• **Entries provided**
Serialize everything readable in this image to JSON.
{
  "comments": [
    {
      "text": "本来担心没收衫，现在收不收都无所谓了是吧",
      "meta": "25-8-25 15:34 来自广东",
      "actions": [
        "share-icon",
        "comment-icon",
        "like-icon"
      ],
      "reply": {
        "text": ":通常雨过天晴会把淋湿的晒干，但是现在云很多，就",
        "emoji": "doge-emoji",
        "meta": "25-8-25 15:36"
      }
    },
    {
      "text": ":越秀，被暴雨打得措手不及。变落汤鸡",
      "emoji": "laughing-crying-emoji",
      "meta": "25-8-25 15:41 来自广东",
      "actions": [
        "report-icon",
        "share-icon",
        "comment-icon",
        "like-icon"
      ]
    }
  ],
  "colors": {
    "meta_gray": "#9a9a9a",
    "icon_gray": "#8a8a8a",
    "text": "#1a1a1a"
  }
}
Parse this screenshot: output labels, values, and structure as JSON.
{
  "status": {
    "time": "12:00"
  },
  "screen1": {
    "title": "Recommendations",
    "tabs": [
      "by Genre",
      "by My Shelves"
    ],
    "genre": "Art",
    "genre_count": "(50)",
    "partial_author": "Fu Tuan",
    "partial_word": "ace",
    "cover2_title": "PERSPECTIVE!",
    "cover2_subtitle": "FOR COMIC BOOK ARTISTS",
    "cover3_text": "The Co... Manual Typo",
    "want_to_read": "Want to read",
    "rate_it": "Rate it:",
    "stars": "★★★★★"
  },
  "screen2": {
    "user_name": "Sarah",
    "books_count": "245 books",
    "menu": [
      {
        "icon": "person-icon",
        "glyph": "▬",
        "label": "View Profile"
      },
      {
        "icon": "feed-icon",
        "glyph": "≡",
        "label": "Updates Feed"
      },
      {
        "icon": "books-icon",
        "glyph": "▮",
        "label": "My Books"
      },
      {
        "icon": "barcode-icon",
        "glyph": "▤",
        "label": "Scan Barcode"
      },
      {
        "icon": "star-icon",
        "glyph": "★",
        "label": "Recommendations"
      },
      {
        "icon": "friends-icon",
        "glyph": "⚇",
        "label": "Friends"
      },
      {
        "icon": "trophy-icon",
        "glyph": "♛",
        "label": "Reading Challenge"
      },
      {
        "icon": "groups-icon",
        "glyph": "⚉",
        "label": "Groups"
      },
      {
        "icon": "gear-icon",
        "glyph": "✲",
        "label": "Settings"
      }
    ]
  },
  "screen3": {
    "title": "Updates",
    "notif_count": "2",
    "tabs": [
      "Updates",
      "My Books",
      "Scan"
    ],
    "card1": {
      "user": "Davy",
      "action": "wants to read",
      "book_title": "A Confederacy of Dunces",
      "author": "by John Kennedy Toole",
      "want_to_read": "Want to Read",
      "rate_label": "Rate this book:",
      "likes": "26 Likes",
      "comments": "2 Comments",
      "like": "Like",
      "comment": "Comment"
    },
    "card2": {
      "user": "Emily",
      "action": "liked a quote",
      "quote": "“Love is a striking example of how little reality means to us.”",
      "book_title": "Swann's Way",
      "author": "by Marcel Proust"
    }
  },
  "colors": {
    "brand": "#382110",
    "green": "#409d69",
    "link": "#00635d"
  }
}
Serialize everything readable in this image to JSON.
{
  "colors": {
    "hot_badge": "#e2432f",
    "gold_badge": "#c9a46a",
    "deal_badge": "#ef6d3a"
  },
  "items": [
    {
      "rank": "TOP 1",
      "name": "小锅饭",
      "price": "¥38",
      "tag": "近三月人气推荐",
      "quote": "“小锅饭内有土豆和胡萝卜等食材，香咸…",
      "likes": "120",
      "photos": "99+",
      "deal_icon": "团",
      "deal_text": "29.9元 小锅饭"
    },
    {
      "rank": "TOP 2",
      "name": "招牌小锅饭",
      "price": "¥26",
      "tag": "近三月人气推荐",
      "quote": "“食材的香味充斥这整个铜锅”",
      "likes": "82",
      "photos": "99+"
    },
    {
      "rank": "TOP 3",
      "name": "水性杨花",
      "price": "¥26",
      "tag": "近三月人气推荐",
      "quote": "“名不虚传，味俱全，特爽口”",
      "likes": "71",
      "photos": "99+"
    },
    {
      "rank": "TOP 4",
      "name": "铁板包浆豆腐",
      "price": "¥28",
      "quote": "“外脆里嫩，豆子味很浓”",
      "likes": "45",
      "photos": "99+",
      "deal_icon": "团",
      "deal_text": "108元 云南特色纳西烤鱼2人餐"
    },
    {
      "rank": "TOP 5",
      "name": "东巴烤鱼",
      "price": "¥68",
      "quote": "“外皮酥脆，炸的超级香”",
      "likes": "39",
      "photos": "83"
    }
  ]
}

• **Directions**
Set all of the entries down again, exactly as they were given.

• **Task output**
Serialize everything readable in this image to JSON.
{
  "comments": [
    {
      "text": "本来担心没收衫，现在收不收都无所谓了是吧",
      "meta": "25-8-25 15:34 来自广东",
      "actions": [
        "share-icon",
        "comment-icon",
        "like-icon"
      ],
      "reply": {
        "text": ":通常雨过天晴会把淋湿的晒干，但是现在云很多，就",
        "emoji": "doge-emoji",
        "meta": "25-8-25 15:36"
      }
    },
    {
      "text": ":越秀，被暴雨打得措手不及。变落汤鸡",
      "emoji": "laughing-crying-emoji",
      "meta": "25-8-25 15:41 来自广东",
      "actions": [
        "report-icon",
        "share-icon",
        "comment-icon",
        "like-icon"
      ]
    }
  ],
  "colors": {
    "meta_gray": "#9a9a9a",
    "icon_gray": "#8a8a8a",
    "text": "#1a1a1a"
  }
}
Parse this screenshot: output labels, values, and structure as JSON.
{
  "status": {
    "time": "12:00"
  },
  "screen1": {
    "title": "Recommendations",
    "tabs": [
      "by Genre",
      "by My Shelves"
    ],
    "genre": "Art",
    "genre_count": "(50)",
    "partial_author": "Fu Tuan",
    "partial_word": "ace",
    "cover2_title": "PERSPECTIVE!",
    "cover2_subtitle": "FOR COMIC BOOK ARTISTS",
    "cover3_text": "The Co... Manual Typo",
    "want_to_read": "Want to read",
    "rate_it": "Rate it:",
    "stars": "★★★★★"
  },
  "screen2": {
    "user_name": "Sarah",
    "books_count": "245 books",
    "menu": [
      {
        "icon": "person-icon",
        "glyph": "▬",
        "label": "View Profile"
      },
      {
        "icon": "feed-icon",
        "glyph": "≡",
        "label": "Updates Feed"
      },
      {
        "icon": "books-icon",
        "glyph": "▮",
        "label": "My Books"
      },
      {
        "icon": "barcode-icon",
        "glyph": "▤",
        "label": "Scan Barcode"
      },
      {
        "icon": "star-icon",
        "glyph": "★",
        "label": "Recommendations"
      },
      {
        "icon": "friends-icon",
        "glyph": "⚇",
        "label": "Friends"
      },
      {
        "icon": "trophy-icon",
        "glyph": "♛",
        "label": "Reading Challenge"
      },
      {
        "icon": "groups-icon",
        "glyph": "⚉",
        "label": "Groups"
      },
      {
        "icon": "gear-icon",
        "glyph": "✲",
        "label": "Settings"
      }
    ]
  },
  "screen3": {
    "title": "Updates",
    "notif_count": "2",
    "tabs": [
      "Updates",
      "My Books",
      "Scan"
    ],
    "card1": {
      "user": "Davy",
      "action": "wants to read",
      "book_title": "A Confederacy of Dunces",
      "author": "by John Kennedy Toole",
      "want_to_read": "Want to Read",
      "rate_label": "Rate this book:",
      "likes": "26 Likes",
      "comments": "2 Comments",
      "like": "Like",
      "comment": "Comment"
    },
    "card2": {
      "user": "Emily",
      "action": "liked a quote",
      "quote": "“Love is a striking example of how little reality means to us.”",
      "book_title": "Swann's Way",
      "author": "by Marcel Proust"
    }
  },
  "colors": {
    "brand": "#382110",
    "green": "#409d69",
    "link": "#00635d"
  }
}
Serialize everything readable in this image to JSON.
{
  "colors": {
    "hot_badge": "#e2432f",
    "gold_badge": "#c9a46a",
    "deal_badge": "#ef6d3a"
  },
  "items": [
    {
      "rank": "TOP 1",
      "name": "小锅饭",
      "price": "¥38",
      "tag": "近三月人气推荐",
      "quote": "“小锅饭内有土豆和胡萝卜等食材，香咸…",
      "likes": "120",
      "photos": "99+",
      "deal_icon": "团",
      "deal_text": "29.9元 小锅饭"
    },
    {
      "rank": "TOP 2",
      "name": "招牌小锅饭",
      "price": "¥26",
      "tag": "近三月人气推荐",
      "quote": "“食材的香味充斥这整个铜锅”",
      "likes": "82",
      "photos": "99+"
    },
    {
      "rank": "TOP 3",
      "name": "水性杨花",
      "price": "¥26",
      "tag": "近三月人气推荐",
      "quote": "“名不虚传，味俱全，特爽口”",
      "likes": "71",
      "photos": "99+"
    },
    {
      "rank": "TOP 4",
      "name": "铁板包浆豆腐",
      "price": "¥28",
      "quote": "“外脆里嫩，豆子味很浓”",
      "likes": "45",
      "photos": "99+",
      "deal_icon": "团",
      "deal_text": "108元 云南特色纳西烤鱼2人餐"
    },
    {
      "rank": "TOP 5",
      "name": "东巴烤鱼",
      "price": "¥68",
      "quote": "“外皮酥脆，炸的超级香”",
      "likes": "39",
      "photos": "83"
    }
  ]
}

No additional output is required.